-- BEGIN GIVEN INFORMATION --

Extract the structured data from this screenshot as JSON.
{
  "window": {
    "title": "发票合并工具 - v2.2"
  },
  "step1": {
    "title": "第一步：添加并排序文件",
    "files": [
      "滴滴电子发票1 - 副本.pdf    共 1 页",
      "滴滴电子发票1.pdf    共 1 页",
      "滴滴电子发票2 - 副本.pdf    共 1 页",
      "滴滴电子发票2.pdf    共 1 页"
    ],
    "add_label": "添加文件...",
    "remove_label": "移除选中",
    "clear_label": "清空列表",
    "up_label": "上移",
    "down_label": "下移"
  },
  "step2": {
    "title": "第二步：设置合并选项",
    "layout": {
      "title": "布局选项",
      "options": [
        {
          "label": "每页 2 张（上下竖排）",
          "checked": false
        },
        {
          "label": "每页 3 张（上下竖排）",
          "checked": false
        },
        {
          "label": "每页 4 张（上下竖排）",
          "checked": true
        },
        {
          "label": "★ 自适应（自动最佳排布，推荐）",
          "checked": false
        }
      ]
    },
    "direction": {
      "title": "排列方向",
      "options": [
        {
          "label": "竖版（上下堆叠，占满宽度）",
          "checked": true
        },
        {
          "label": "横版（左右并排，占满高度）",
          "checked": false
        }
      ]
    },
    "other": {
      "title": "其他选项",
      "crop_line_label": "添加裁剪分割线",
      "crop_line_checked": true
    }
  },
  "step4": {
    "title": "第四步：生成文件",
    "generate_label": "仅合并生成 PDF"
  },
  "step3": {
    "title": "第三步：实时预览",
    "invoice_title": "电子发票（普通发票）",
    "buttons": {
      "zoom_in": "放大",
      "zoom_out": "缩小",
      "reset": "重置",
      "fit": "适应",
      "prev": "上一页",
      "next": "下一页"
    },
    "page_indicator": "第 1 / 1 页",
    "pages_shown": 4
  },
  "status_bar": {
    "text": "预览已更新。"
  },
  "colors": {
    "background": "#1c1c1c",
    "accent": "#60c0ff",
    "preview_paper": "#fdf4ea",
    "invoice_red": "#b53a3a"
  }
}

-- END GIVEN INFORMATION --

-- SET TASK --
Show the data once more, exactly as it was written.

-- THE REPLY --
Extract the structured data from this screenshot as JSON.
{
  "window": {
    "title": "发票合并工具 - v2.2"
  },
  "step1": {
    "title": "第一步：添加并排序文件",
    "files": [
      "滴滴电子发票1 - 副本.pdf    共 1 页",
      "滴滴电子发票1.pdf    共 1 页",
      "滴滴电子发票2 - 副本.pdf    共 1 页",
      "滴滴电子发票2.pdf    共 1 页"
    ],
    "add_label": "添加文件...",
    "remove_label": "移除选中",
    "clear_label": "清空列表",
    "up_label": "上移",
    "down_label": "下移"
  },
  "step2": {
    "title": "第二步：设置合并选项",
    "layout": {
      "title": "布局选项",
      "options": [
        {
          "label": "每页 2 张（上下竖排）",
          "checked": false
        },
        {
          "label": "每页 3 张（上下竖排）",
          "checked": false
        },
        {
          "label": "每页 4 张（上下竖排）",
          "checked": true
        },
        {
          "label": "★ 自适应（自动最佳排布，推荐）",
          "checked": false
        }
      ]
    },
    "direction": {
      "title": "排列方向",
      "options": [
        {
          "label": "竖版（上下堆叠，占满宽度）",
          "checked": true
        },
        {
          "label": "横版（左右并排，占满高度）",
          "checked": false
        }
      ]
    },
    "other": {
      "title": "其他选项",
      "crop_line_label": "添加裁剪分割线",
      "crop_line_checked": true
    }
  },
  "step4": {
    "title": "第四步：生成文件",
    "generate_label": "仅合并生成 PDF"
  },
  "step3": {
    "title": "第三步：实时预览",
    "invoice_title": "电子发票（普通发票）",
    "buttons": {
      "zoom_in": "放大",
      "zoom_out": "缩小",
      "reset": "重置",
      "fit": "适应",
      "prev": "上一页",
      "next": "下一页"
    },
    "page_indicator": "第 1 / 1 页",
    "pages_shown": 4
  },
  "status_bar": {
    "text": "预览已更新。"
  },
  "colors": {
    "background": "#1c1c1c",
    "accent": "#60c0ff",
    "preview_paper": "#fdf4ea",
    "invoice_red": "#b53a3a"
  }
}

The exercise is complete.